• BRIEF: Copy every line of the records below that holds the word "湖南省衡阳市珠晖区刺刺镇".

(Dataset items)
%%

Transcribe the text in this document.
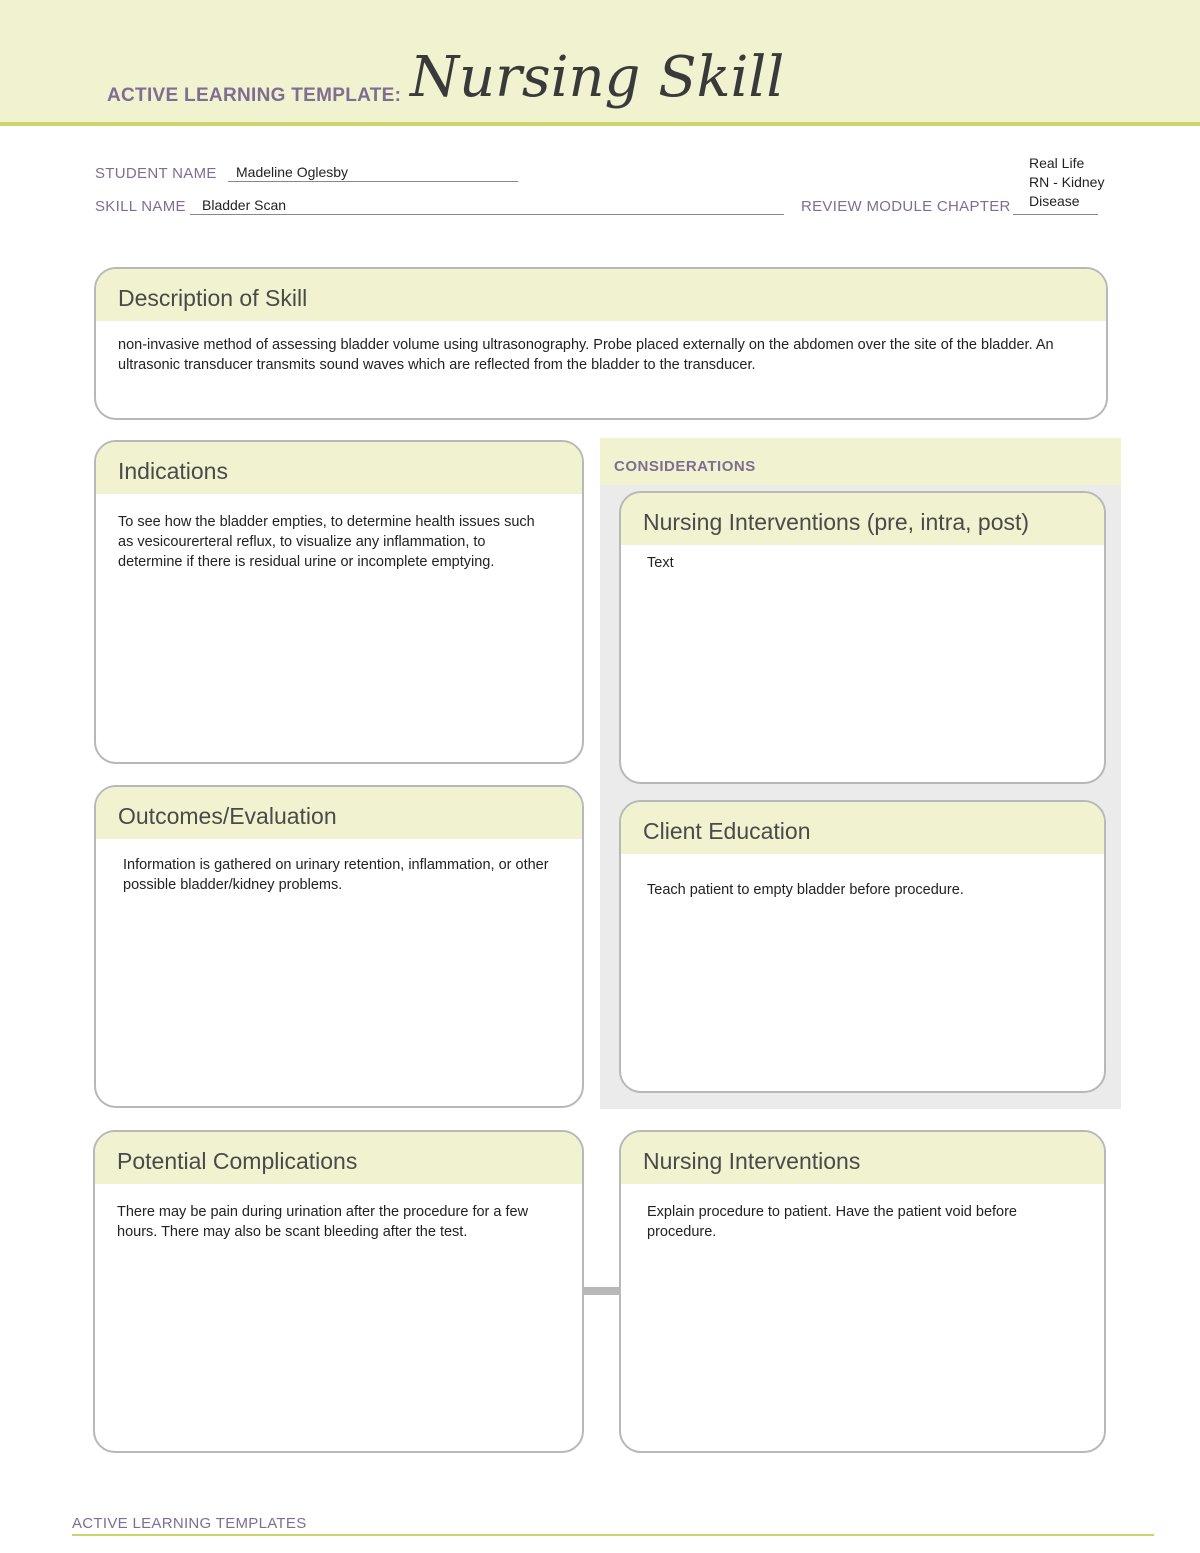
ACTIVE LEARNING TEMPLATE: Nursing Skill
STUDENT NAME Madeline Oglesby
SKILL NAME Bladder Scan	REVIEW MODULE CHAPTER
Real Life
RN - Kidney
Disease
Description of Skill
non-invasive method of assessing bladder volume using ultrasonography. Probe placed externally on the abdomen over the site of the bladder. An ultrasonic transducer transmits sound waves which are reflected from the bladder to the transducer.
CONSIDERATIONS
Indications
To see how the bladder empties, to determine health issues such as vesicourerteral reflux, to visualize any inflammation, to determine if there is residual urine or incomplete emptying.
Outcomes/Evaluation
Information is gathered on urinary retention, inflammation, or other possible bladder/kidney problems.
Nursing Interventions (pre, intra, post)
Text
Client Education
Teach patient to empty bladder before procedure.
Potential Complications
There may be pain during urination after the procedure for a few hours. There may also be scant bleeding after the test.
Nursing Interventions
Explain procedure to patient. Have the patient void before procedure.
ACTIVE LEARNING TEMPLATES
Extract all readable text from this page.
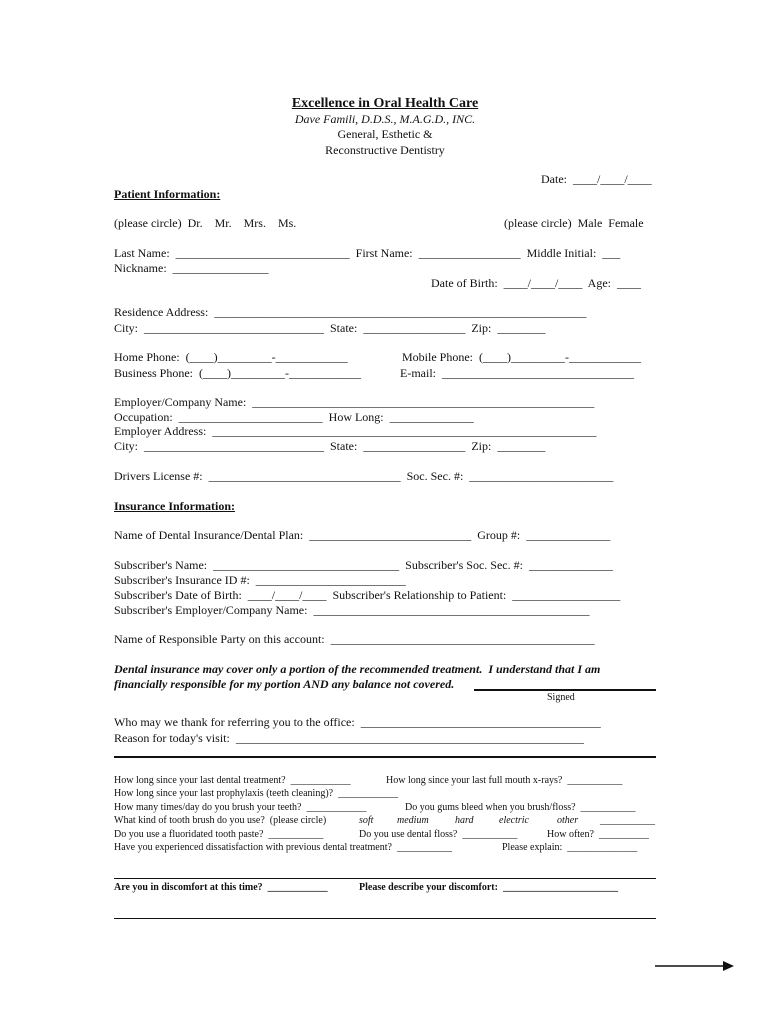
Excellence in Oral Health Care
Dave Famili, D.D.S., M.A.G.D., INC.
General, Esthetic &
Reconstructive Dentistry
Date:  ____/____/____
Patient Information:
(please circle)  Dr.    Mr.    Mrs.    Ms.	(please circle)  Male  Female
Last Name:  _____________________________  First Name:  _________________  Middle Initial:  ___
Nickname:  ________________
Date of Birth:  ____/____/____  Age:  ____
Residence Address:  ______________________________________________________________
City:  ______________________________  State:  _________________  Zip:  ________
Home Phone:  (____)_________-____________	Mobile Phone:  (____)_________-____________
Business Phone:  (____)_________-____________	E-mail:  ________________________________
Employer/Company Name:  _________________________________________________________
Occupation:  ________________________  How Long:  ______________
Employer Address:  ________________________________________________________________
City:  ______________________________  State:  _________________  Zip:  ________
Drivers License #:  ________________________________  Soc. Sec. #:  ________________________
Insurance Information:
Name of Dental Insurance/Dental Plan:  ___________________________  Group #:  ______________
Subscriber's Name:  _______________________________  Subscriber's Soc. Sec. #:  ______________
Subscriber's Insurance ID #:  _________________________
Subscriber's Date of Birth:  ____/____/____  Subscriber's Relationship to Patient:  __________________
Subscriber's Employer/Company Name:  ______________________________________________
Name of Responsible Party on this account:  ____________________________________________
Dental insurance may cover only a portion of the recommended treatment.  I understand that I am
financially responsible for my portion AND any balance not covered.
Signed
Who may we thank for referring you to the office:  ________________________________________
Reason for today's visit:  __________________________________________________________
How long since your last dental treatment?  ____________	How long since your last full mouth x-rays?  ___________
How long since your last prophylaxis (teeth cleaning)?  ____________
How many times/day do you brush your teeth?  ____________	Do you gums bleed when you brush/floss?  ___________
What kind of tooth brush do you use?  (please circle)	soft medium	hard	electric	other ___________
Do you use a fluoridated tooth paste?  ___________	Do you use dental floss?  ___________	How often?  __________
Have you experienced dissatisfaction with previous dental treatment?  ___________	Please explain:  ______________
Are you in discomfort at this time?  ____________	Please describe your discomfort:  _______________________
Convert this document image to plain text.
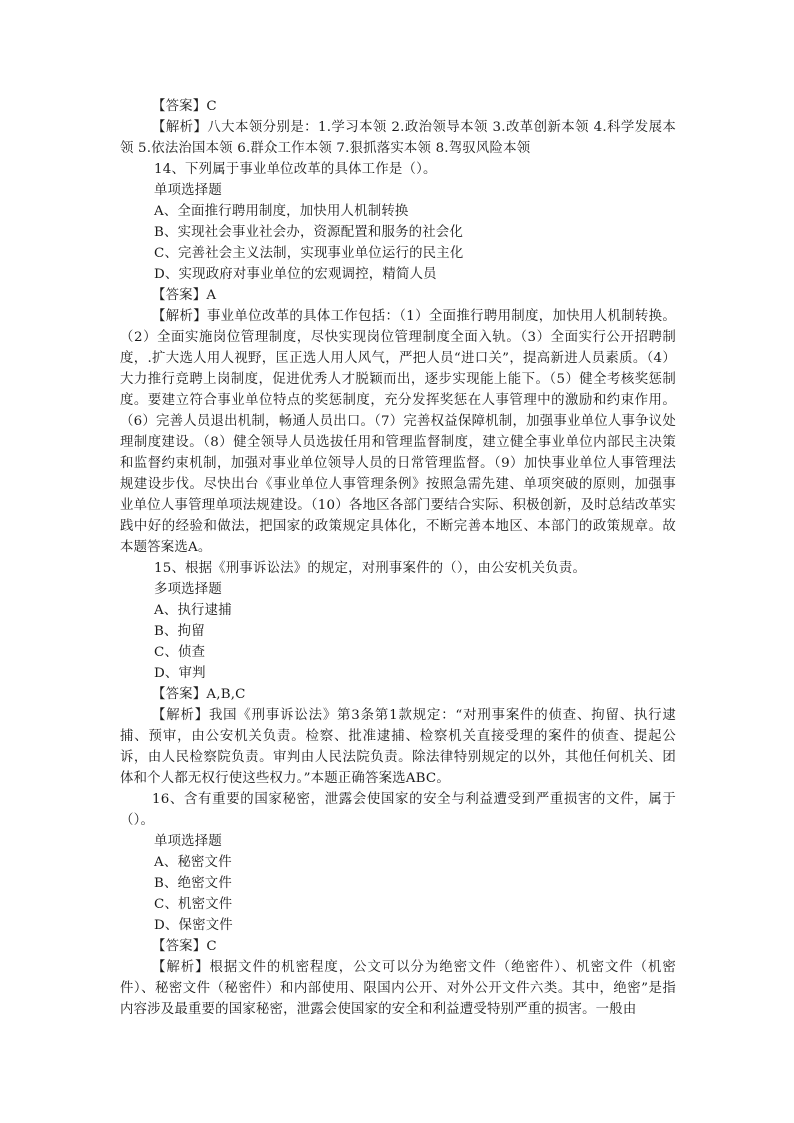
【答案】C
【解析】八大本领分别是：1.学习本领 2.政治领导本领 3.改革创新本领 4.科学发展本领 5.依法治国本领 6.群众工作本领 7.狠抓落实本领 8.驾驭风险本领
14、下列属于事业单位改革的具体工作是（）。
单项选择题
A、全面推行聘用制度，加快用人机制转换
B、实现社会事业社会办，资源配置和服务的社会化
C、完善社会主义法制，实现事业单位运行的民主化
D、实现政府对事业单位的宏观调控，精简人员
【答案】A
【解析】事业单位改革的具体工作包括：（1）全面推行聘用制度，加快用人机制转换。（2）全面实施岗位管理制度，尽快实现岗位管理制度全面入轨。（3）全面实行公开招聘制度，.扩大选人用人视野，匡正选人用人风气，严把人员“进口关”，提高新进人员素质。（4）大力推行竞聘上岗制度，促进优秀人才脱颖而出，逐步实现能上能下。（5）健全考核奖惩制度。要建立符合事业单位特点的奖惩制度，充分发挥奖惩在人事管理中的激励和约束作用。（6）完善人员退出机制，畅通人员出口。（7）完善权益保障机制，加强事业单位人事争议处理制度建设。（8）健全领导人员选拔任用和管理监督制度，建立健全事业单位内部民主决策和监督约束机制，加强对事业单位领导人员的日常管理监督。（9）加快事业单位人事管理法规建设步伐。尽快出台《事业单位人事管理条例》按照急需先建、单项突破的原则，加强事业单位人事管理单项法规建设。（10）各地区各部门要结合实际、积极创新，及时总结改革实践中好的经验和做法，把国家的政策规定具体化，不断完善本地区、本部门的政策规章。故本题答案选A。
15、根据《刑事诉讼法》的规定，对刑事案件的（），由公安机关负责。
多项选择题
A、执行逮捕
B、拘留
C、侦查
D、审判
【答案】A,B,C
【解析】我国《刑事诉讼法》第3条第1款规定：“对刑事案件的侦查、拘留、执行逮捕、预审，由公安机关负责。检察、批准逮捕、检察机关直接受理的案件的侦查、提起公诉，由人民检察院负责。审判由人民法院负责。除法律特别规定的以外，其他任何机关、团体和个人都无权行使这些权力。”本题正确答案选ABC。
16、含有重要的国家秘密，泄露会使国家的安全与利益遭受到严重损害的文件，属于（）。
单项选择题
A、秘密文件
B、绝密文件
C、机密文件
D、保密文件
【答案】C
【解析】根据文件的机密程度，公文可以分为绝密文件（绝密件）、机密文件（机密件）、秘密文件（秘密件）和内部使用、限国内公开、对外公开文件六类。其中，绝密”是指内容涉及最重要的国家秘密，泄露会使国家的安全和利益遭受特别严重的损害。一般由
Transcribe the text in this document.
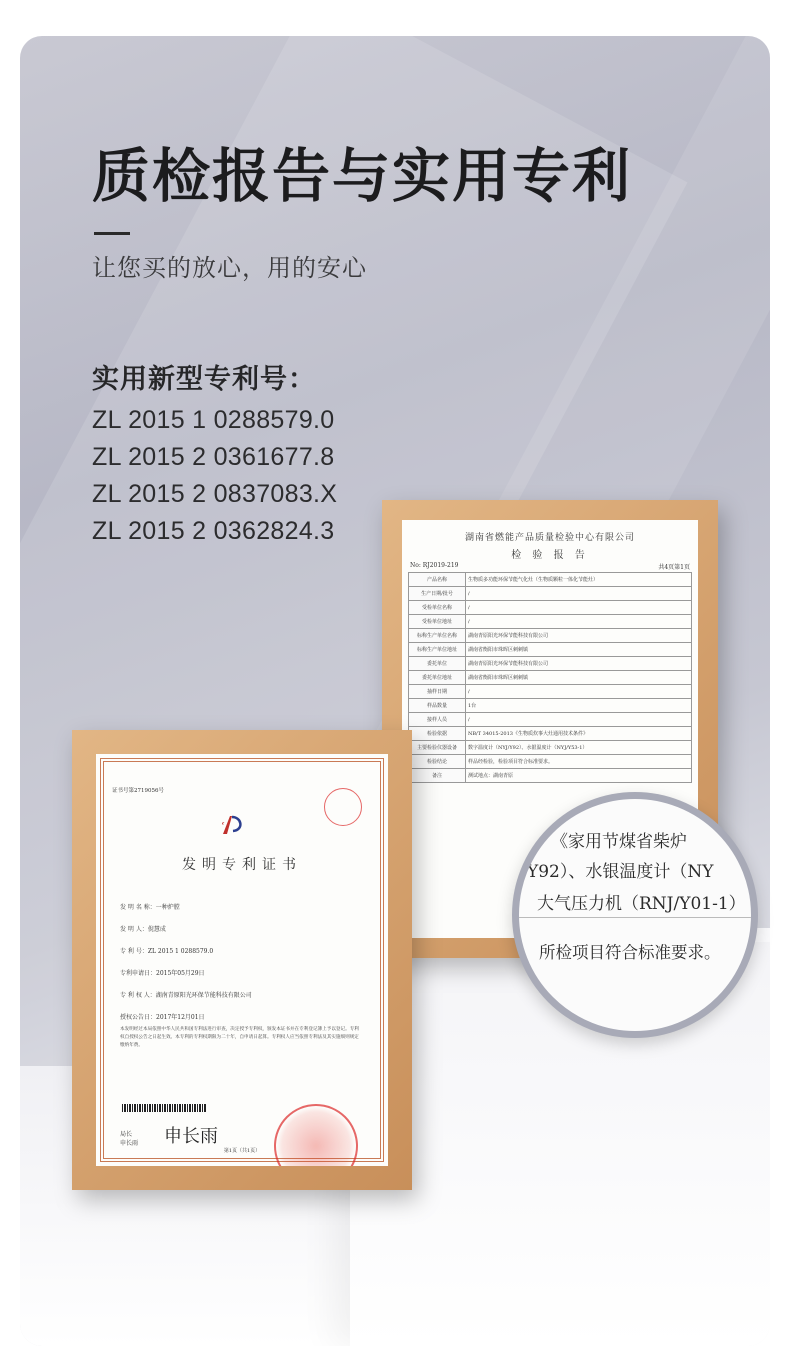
质检报告与实用专利
让您买的放心，用的安心
实用新型专利号：
ZL 2015 1 0288579.0
ZL 2015 2 0361677.8
ZL 2015 2 0837083.X
ZL 2015 2 0362824.3	湖南省燃能产品质量检验中心有限公司
检 验 报 告
No: RJ2019-219	共4页第1页
产品名称	生物质多功能环保节能气化灶（生物质颗粒一体化节能灶）
生产日期/批号	/
受检单位名称	/
受检单位地址	/
标称生产单位名称	湖南青原阳光环保节能科技有限公司
标称生产单位地址	湖南省衡阳市珠晖区刺刺镇
委托单位	湖南青原阳光环保节能科技有限公司
委托单位地址	湖南省衡阳市珠晖区刺刺镇
抽样日期	/
样品数量	1台
接样人员	/
检验依据	NB/T 34015-2013《生物质炊事大灶通用技术条件》
主要检验仪器设备	数字温度计（NYJ/Y92）、水银温度计（NYJ/Y53-1）
检验结论	样品经检验，检验项目符合标准要求。
备注	测试地点：湖南青原
证书号第2719056号
发明专利证书
发 明 名 称：一种炉膛
发 明 人：倪慧成
专 利 号：ZL 2015 1 0288579.0
专利申请日：2015年05月29日
专 利 权 人：湖南青原阳光环保节能科技有限公司
授权公告日：2017年12月01日
本发明经过本局依照中华人民共和国专利法进行审查，决定授予专利权，颁发本证书并在专利登记簿上予以登记。专利权自授权公告之日起生效。本专利的专利权期限为二十年，自申请日起算。专利权人应当依照专利法及其实施细则规定缴纳年费。
局长
申长雨 申长雨
第1页（共1页）
《家用节煤省柴炉
Y92）、水银温度计（NY
大气压力机（RNJ/Y01-1）
所检项目符合标准要求。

%%

• CORRECT RESPONSE:
标称生产单位地址	湖南省衡阳市珠晖区刺刺镇
委托单位地址	湖南省衡阳市珠晖区刺刺镇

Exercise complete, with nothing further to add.